* **BRIEF**
Make an exact copy of the records, with the images left out.

-- Start RECORD LIST --

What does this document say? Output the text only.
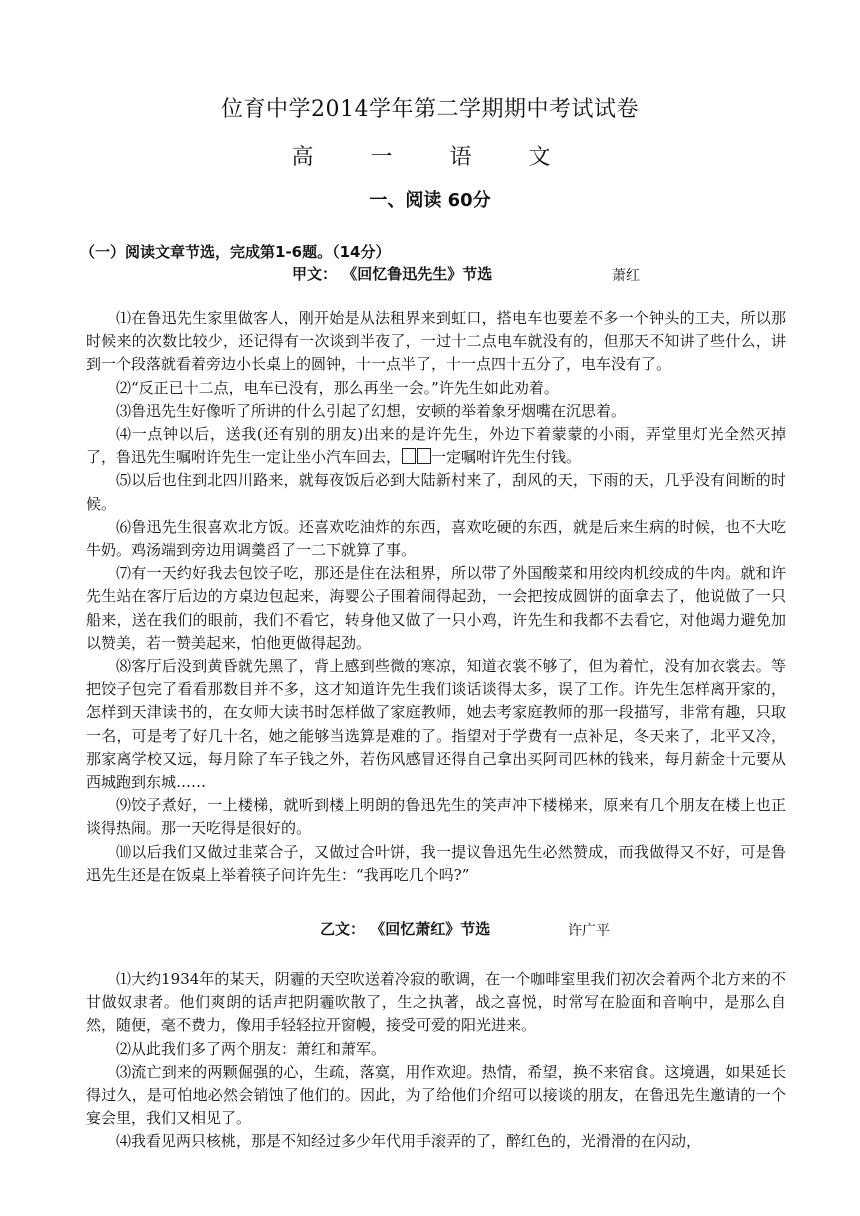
位育中学2014学年第二学期期中考试试卷
高 一 语 文
一、阅读 60分
（一）阅读文章节选，完成第1-6题。（14分）
甲文： 《回忆鲁迅先生》节选	萧红

⑴在鲁迅先生家里做客人，刚开始是从法租界来到虹口，搭电车也要差不多一个钟头的工夫，所以那时候来的次数比较少，还记得有一次谈到半夜了，一过十二点电车就没有的，但那天不知讲了些什么，讲到一个段落就看着旁边小长桌上的圆钟，十一点半了，十一点四十五分了，电车没有了。

⑵“反正已十二点，电车已没有，那么再坐一会。”许先生如此劝着。

⑶鲁迅先生好像听了所讲的什么引起了幻想，安顿的举着象牙烟嘴在沉思着。

⑷一点钟以后，送我(还有别的朋友)出来的是许先生，外边下着蒙蒙的小雨，弄堂里灯光全然灭掉了，鲁迅先生嘱咐许先生一定让坐小汽车回去， 一定嘱咐许先生付钱。

⑸以后也住到北四川路来，就每夜饭后必到大陆新村来了，刮风的天，下雨的天，几乎没有间断的时候。

⑹鲁迅先生很喜欢北方饭。还喜欢吃油炸的东西，喜欢吃硬的东西，就是后来生病的时候，也不大吃牛奶。鸡汤端到旁边用调羹舀了一二下就算了事。

⑺有一天约好我去包饺子吃，那还是住在法租界，所以带了外国酸菜和用绞肉机绞成的牛肉。就和许先生站在客厅后边的方桌边包起来，海婴公子围着闹得起劲，一会把按成圆饼的面拿去了，他说做了一只船来，送在我们的眼前，我们不看它，转身他又做了一只小鸡，许先生和我都不去看它，对他竭力避免加以赞美，若一赞美起来，怕他更做得起劲。

⑻客厅后没到黄昏就先黑了，背上感到些微的寒凉，知道衣裳不够了，但为着忙，没有加衣裳去。等把饺子包完了看看那数目并不多，这才知道许先生我们谈话谈得太多，误了工作。许先生怎样离开家的，怎样到天津读书的，在女师大读书时怎样做了家庭教师，她去考家庭教师的那一段描写，非常有趣，只取一名，可是考了好几十名，她之能够当选算是难的了。指望对于学费有一点补足，冬天来了，北平又冷，那家离学校又远，每月除了车子钱之外，若伤风感冒还得自己拿出买阿司匹林的钱来，每月薪金十元要从西城跑到东城……

⑼饺子煮好，一上楼梯，就听到楼上明朗的鲁迅先生的笑声冲下楼梯来，原来有几个朋友在楼上也正谈得热闹。那一天吃得是很好的。

⑽以后我们又做过韭菜合子，又做过合叶饼，我一提议鲁迅先生必然赞成，而我做得又不好，可是鲁迅先生还是在饭桌上举着筷子问许先生：“我再吃几个吗?”

乙文： 《回忆萧红》节选	许广平

⑴大约1934年的某天，阴霾的天空吹送着冷寂的歌调，在一个咖啡室里我们初次会着两个北方来的不甘做奴隶者。他们爽朗的话声把阴霾吹散了，生之执著，战之喜悦，时常写在脸面和音响中，是那么自然，随便，毫不费力，像用手轻轻拉开窗幔，接受可爱的阳光进来。

⑵从此我们多了两个朋友：萧红和萧军。

⑶流亡到来的两颗倔强的心，生疏，落寞，用作欢迎。热情，希望，换不来宿食。这境遇，如果延长得过久，是可怕地必然会销蚀了他们的。因此，为了给他们介绍可以接谈的朋友，在鲁迅先生邀请的一个宴会里，我们又相见了。

⑷我看见两只核桃，那是不知经过多少年代用手滚弄的了，醉红色的，光滑滑的在闪动，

-- End RECORD LIST --

* **FULL ANSWER**
What does this document say? Output the text only.
位育中学2014学年第二学期期中考试试卷
高 一 语 文
一、阅读 60分
（一）阅读文章节选，完成第1-6题。（14分）
甲文： 《回忆鲁迅先生》节选	萧红

⑴在鲁迅先生家里做客人，刚开始是从法租界来到虹口，搭电车也要差不多一个钟头的工夫，所以那时候来的次数比较少，还记得有一次谈到半夜了，一过十二点电车就没有的，但那天不知讲了些什么，讲到一个段落就看着旁边小长桌上的圆钟，十一点半了，十一点四十五分了，电车没有了。

⑵“反正已十二点，电车已没有，那么再坐一会。”许先生如此劝着。

⑶鲁迅先生好像听了所讲的什么引起了幻想，安顿的举着象牙烟嘴在沉思着。

⑷一点钟以后，送我(还有别的朋友)出来的是许先生，外边下着蒙蒙的小雨，弄堂里灯光全然灭掉了，鲁迅先生嘱咐许先生一定让坐小汽车回去， 一定嘱咐许先生付钱。

⑸以后也住到北四川路来，就每夜饭后必到大陆新村来了，刮风的天，下雨的天，几乎没有间断的时候。

⑹鲁迅先生很喜欢北方饭。还喜欢吃油炸的东西，喜欢吃硬的东西，就是后来生病的时候，也不大吃牛奶。鸡汤端到旁边用调羹舀了一二下就算了事。

⑺有一天约好我去包饺子吃，那还是住在法租界，所以带了外国酸菜和用绞肉机绞成的牛肉。就和许先生站在客厅后边的方桌边包起来，海婴公子围着闹得起劲，一会把按成圆饼的面拿去了，他说做了一只船来，送在我们的眼前，我们不看它，转身他又做了一只小鸡，许先生和我都不去看它，对他竭力避免加以赞美，若一赞美起来，怕他更做得起劲。

⑻客厅后没到黄昏就先黑了，背上感到些微的寒凉，知道衣裳不够了，但为着忙，没有加衣裳去。等把饺子包完了看看那数目并不多，这才知道许先生我们谈话谈得太多，误了工作。许先生怎样离开家的，怎样到天津读书的，在女师大读书时怎样做了家庭教师，她去考家庭教师的那一段描写，非常有趣，只取一名，可是考了好几十名，她之能够当选算是难的了。指望对于学费有一点补足，冬天来了，北平又冷，那家离学校又远，每月除了车子钱之外，若伤风感冒还得自己拿出买阿司匹林的钱来，每月薪金十元要从西城跑到东城……

⑼饺子煮好，一上楼梯，就听到楼上明朗的鲁迅先生的笑声冲下楼梯来，原来有几个朋友在楼上也正谈得热闹。那一天吃得是很好的。

⑽以后我们又做过韭菜合子，又做过合叶饼，我一提议鲁迅先生必然赞成，而我做得又不好，可是鲁迅先生还是在饭桌上举着筷子问许先生：“我再吃几个吗?”

乙文： 《回忆萧红》节选	许广平

⑴大约1934年的某天，阴霾的天空吹送着冷寂的歌调，在一个咖啡室里我们初次会着两个北方来的不甘做奴隶者。他们爽朗的话声把阴霾吹散了，生之执著，战之喜悦，时常写在脸面和音响中，是那么自然，随便，毫不费力，像用手轻轻拉开窗幔，接受可爱的阳光进来。

⑵从此我们多了两个朋友：萧红和萧军。

⑶流亡到来的两颗倔强的心，生疏，落寞，用作欢迎。热情，希望，换不来宿食。这境遇，如果延长得过久，是可怕地必然会销蚀了他们的。因此，为了给他们介绍可以接谈的朋友，在鲁迅先生邀请的一个宴会里，我们又相见了。

⑷我看见两只核桃，那是不知经过多少年代用手滚弄的了，醉红色的，光滑滑的在闪动，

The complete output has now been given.